» WORK TO DO:
Every entry below should be transcribed exactly; pictures stay out of the copy.

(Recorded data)
········
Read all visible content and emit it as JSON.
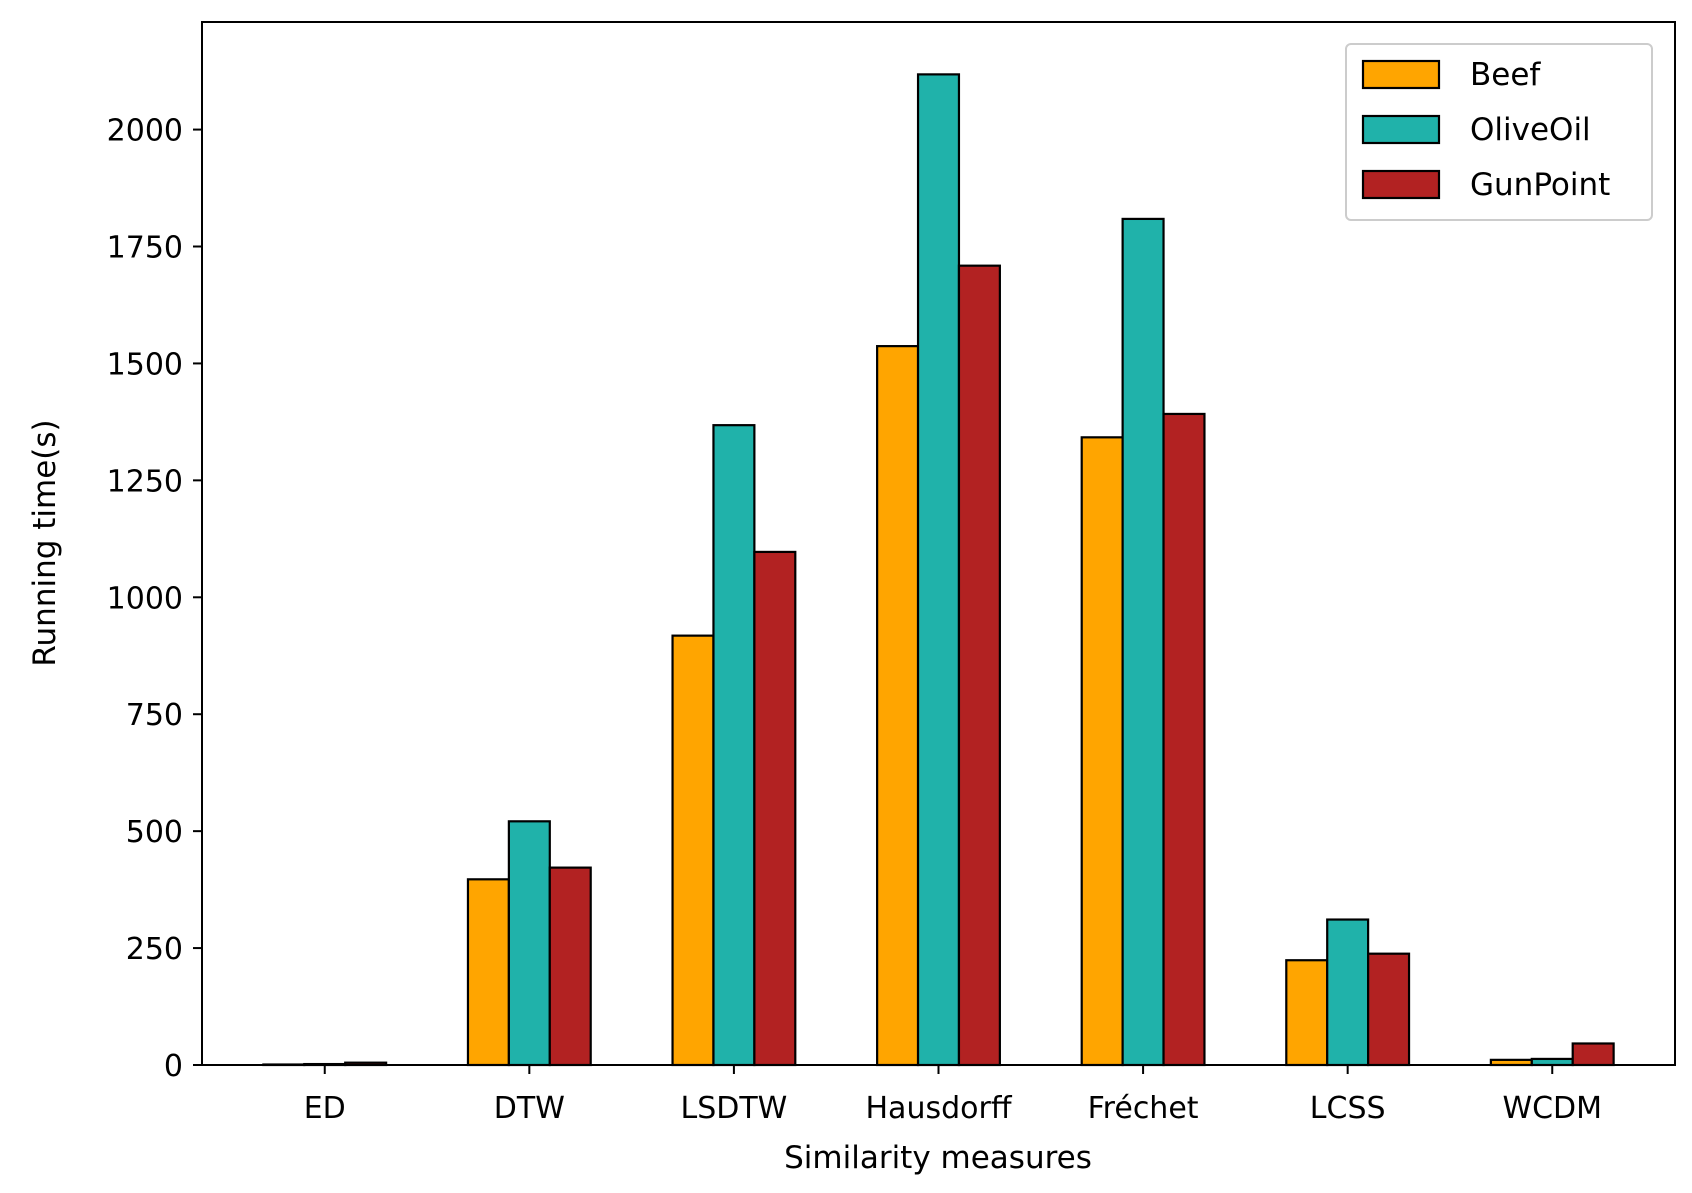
{
  "chart_data": {
    "type": "bar",
    "title": "",
    "xlabel": "Similarity measures",
    "ylabel": "Running time(s)",
    "categories": [
      "ED",
      "DTW",
      "LSDTW",
      "Hausdorff",
      "Fréchet",
      "LCSS",
      "WCDM"
    ],
    "series": [
      {
        "name": "Beef",
        "color": "#FFA500",
        "values": [
          1,
          397,
          918,
          1537,
          1342,
          224,
          11
        ]
      },
      {
        "name": "OliveOil",
        "color": "#20B2AA",
        "values": [
          2,
          521,
          1368,
          2118,
          1809,
          311,
          13
        ]
      },
      {
        "name": "GunPoint",
        "color": "#B22222",
        "values": [
          5,
          422,
          1097,
          1709,
          1392,
          238,
          46
        ]
      }
    ],
    "ylim": [
      0,
      2230
    ],
    "yticks": [
      0,
      250,
      500,
      750,
      1000,
      1250,
      1500,
      1750,
      2000
    ],
    "legend_position": "top-right",
    "grid": false
  }
}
········
» EXPECTED ANSWER:
Read all visible content and emit it as JSON.
{
  "chart_data": {
    "type": "bar",
    "title": "",
    "xlabel": "Similarity measures",
    "ylabel": "Running time(s)",
    "categories": [
      "ED",
      "DTW",
      "LSDTW",
      "Hausdorff",
      "Fréchet",
      "LCSS",
      "WCDM"
    ],
    "series": [
      {
        "name": "Beef",
        "color": "#FFA500",
        "values": [
          1,
          397,
          918,
          1537,
          1342,
          224,
          11
        ]
      },
      {
        "name": "OliveOil",
        "color": "#20B2AA",
        "values": [
          2,
          521,
          1368,
          2118,
          1809,
          311,
          13
        ]
      },
      {
        "name": "GunPoint",
        "color": "#B22222",
        "values": [
          5,
          422,
          1097,
          1709,
          1392,
          238,
          46
        ]
      }
    ],
    "ylim": [
      0,
      2230
    ],
    "yticks": [
      0,
      250,
      500,
      750,
      1000,
      1250,
      1500,
      1750,
      2000
    ],
    "legend_position": "top-right",
    "grid": false
  }
}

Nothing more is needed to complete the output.